**Records for this task**:
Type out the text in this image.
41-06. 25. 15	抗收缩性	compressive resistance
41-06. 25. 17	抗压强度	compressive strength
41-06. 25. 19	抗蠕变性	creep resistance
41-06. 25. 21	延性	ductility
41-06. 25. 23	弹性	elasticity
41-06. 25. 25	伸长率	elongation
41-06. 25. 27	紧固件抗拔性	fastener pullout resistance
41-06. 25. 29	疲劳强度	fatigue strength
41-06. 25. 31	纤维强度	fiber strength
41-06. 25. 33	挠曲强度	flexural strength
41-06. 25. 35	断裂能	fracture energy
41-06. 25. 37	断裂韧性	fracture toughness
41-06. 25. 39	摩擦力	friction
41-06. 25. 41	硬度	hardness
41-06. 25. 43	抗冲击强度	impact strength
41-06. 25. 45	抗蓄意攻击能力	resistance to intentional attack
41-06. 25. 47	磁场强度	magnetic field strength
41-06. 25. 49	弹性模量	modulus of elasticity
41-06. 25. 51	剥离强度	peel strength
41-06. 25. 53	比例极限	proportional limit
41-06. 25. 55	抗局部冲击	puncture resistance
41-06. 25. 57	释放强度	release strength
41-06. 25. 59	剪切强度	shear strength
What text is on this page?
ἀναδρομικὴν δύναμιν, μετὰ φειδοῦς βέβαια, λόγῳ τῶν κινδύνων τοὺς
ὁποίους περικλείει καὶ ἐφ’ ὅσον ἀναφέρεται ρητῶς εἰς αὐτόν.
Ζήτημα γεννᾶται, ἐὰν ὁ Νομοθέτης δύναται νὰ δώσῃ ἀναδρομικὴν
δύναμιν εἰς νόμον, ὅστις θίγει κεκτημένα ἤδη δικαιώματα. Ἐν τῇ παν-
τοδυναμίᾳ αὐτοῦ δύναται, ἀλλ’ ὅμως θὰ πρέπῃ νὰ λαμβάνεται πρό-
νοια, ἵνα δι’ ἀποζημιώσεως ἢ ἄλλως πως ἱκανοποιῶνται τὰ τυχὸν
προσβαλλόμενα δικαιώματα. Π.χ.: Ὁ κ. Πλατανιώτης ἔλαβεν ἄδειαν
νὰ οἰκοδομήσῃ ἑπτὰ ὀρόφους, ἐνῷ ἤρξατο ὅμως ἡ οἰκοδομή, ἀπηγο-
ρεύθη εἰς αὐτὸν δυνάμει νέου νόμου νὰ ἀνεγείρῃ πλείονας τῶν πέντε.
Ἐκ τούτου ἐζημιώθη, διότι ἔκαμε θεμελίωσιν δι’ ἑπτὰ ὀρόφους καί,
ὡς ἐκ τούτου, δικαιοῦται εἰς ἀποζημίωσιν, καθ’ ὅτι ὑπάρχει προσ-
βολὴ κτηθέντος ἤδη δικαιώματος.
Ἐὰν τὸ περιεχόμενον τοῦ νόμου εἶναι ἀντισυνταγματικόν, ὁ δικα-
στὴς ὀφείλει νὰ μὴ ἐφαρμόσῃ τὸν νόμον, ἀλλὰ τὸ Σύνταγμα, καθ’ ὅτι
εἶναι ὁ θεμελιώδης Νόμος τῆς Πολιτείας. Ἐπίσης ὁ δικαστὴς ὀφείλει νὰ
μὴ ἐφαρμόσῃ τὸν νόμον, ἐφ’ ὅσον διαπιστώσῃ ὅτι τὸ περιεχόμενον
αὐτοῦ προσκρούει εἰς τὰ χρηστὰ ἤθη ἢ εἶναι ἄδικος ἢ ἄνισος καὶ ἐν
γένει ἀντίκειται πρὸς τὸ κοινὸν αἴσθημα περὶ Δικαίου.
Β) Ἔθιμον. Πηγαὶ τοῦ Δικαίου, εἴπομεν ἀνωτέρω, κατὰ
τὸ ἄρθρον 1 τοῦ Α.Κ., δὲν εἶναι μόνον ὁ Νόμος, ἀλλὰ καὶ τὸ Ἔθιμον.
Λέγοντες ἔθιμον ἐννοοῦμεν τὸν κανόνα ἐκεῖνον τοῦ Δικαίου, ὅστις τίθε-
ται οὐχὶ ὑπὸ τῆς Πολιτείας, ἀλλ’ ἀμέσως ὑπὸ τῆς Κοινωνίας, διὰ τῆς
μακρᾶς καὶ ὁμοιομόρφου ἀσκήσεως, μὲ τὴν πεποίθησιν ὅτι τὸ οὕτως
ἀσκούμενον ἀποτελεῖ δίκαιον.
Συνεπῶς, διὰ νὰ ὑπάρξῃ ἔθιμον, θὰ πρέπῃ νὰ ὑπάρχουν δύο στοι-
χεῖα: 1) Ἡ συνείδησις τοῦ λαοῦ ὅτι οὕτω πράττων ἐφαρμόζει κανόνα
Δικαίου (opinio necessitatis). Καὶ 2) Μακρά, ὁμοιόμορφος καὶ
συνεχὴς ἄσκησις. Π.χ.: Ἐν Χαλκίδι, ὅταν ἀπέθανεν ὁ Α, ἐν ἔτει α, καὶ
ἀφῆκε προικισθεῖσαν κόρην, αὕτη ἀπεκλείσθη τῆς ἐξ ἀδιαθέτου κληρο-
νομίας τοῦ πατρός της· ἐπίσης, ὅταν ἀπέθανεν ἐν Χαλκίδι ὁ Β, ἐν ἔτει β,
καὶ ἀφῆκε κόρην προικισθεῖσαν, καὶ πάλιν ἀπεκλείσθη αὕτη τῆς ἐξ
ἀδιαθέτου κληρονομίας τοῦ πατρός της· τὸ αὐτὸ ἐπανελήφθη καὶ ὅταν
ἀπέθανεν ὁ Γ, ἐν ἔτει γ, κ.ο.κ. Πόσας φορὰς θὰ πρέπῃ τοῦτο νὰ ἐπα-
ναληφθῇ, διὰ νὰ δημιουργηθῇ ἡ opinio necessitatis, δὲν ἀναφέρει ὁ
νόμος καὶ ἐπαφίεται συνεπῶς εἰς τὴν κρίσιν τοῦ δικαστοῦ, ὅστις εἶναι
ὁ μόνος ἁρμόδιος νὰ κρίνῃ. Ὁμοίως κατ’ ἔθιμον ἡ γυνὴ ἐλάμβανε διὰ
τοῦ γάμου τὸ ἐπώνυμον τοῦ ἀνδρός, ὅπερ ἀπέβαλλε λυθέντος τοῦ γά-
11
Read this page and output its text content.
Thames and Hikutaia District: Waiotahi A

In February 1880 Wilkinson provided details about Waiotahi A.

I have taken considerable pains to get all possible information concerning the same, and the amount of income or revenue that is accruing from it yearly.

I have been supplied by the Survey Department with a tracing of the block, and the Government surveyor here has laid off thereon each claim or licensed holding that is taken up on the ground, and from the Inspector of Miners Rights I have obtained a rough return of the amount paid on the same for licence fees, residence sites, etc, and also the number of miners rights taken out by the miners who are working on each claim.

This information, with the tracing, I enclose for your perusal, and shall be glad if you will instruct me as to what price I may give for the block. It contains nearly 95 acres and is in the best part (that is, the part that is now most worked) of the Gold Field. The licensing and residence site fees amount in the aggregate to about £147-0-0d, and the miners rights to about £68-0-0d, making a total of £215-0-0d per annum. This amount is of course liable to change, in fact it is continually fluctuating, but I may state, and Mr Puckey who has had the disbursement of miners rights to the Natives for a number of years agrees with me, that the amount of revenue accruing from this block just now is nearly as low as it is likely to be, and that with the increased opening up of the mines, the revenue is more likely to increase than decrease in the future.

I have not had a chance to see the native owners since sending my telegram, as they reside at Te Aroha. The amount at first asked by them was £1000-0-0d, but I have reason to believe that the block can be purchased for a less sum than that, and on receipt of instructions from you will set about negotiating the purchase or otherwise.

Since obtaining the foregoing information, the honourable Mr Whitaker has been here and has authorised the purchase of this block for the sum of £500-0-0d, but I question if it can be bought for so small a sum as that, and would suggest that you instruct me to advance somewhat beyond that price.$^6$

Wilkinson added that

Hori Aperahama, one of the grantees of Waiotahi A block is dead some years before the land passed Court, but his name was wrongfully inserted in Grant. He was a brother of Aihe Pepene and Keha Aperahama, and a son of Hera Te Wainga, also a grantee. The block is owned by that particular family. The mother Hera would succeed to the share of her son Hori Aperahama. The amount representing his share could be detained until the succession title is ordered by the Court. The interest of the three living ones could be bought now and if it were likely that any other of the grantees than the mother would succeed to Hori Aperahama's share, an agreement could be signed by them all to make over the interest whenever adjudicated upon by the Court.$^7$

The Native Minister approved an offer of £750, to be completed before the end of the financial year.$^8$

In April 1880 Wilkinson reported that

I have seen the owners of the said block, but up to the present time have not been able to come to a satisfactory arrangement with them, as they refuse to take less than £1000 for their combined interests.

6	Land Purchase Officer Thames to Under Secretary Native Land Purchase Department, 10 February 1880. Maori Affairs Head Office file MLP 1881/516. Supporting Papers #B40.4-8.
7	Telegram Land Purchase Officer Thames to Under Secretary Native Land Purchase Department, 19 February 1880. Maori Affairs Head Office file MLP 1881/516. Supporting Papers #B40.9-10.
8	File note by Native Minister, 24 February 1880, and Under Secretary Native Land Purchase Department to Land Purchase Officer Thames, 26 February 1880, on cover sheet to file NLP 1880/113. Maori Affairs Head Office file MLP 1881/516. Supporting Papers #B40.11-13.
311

**What you have to do**:
Among the lines of the data, identify those with the word "compressive". Copy each of them.

**Result below**:
41-06. 25. 15	抗收缩性	compressive resistance
41-06. 25. 17	抗压强度	compressive strength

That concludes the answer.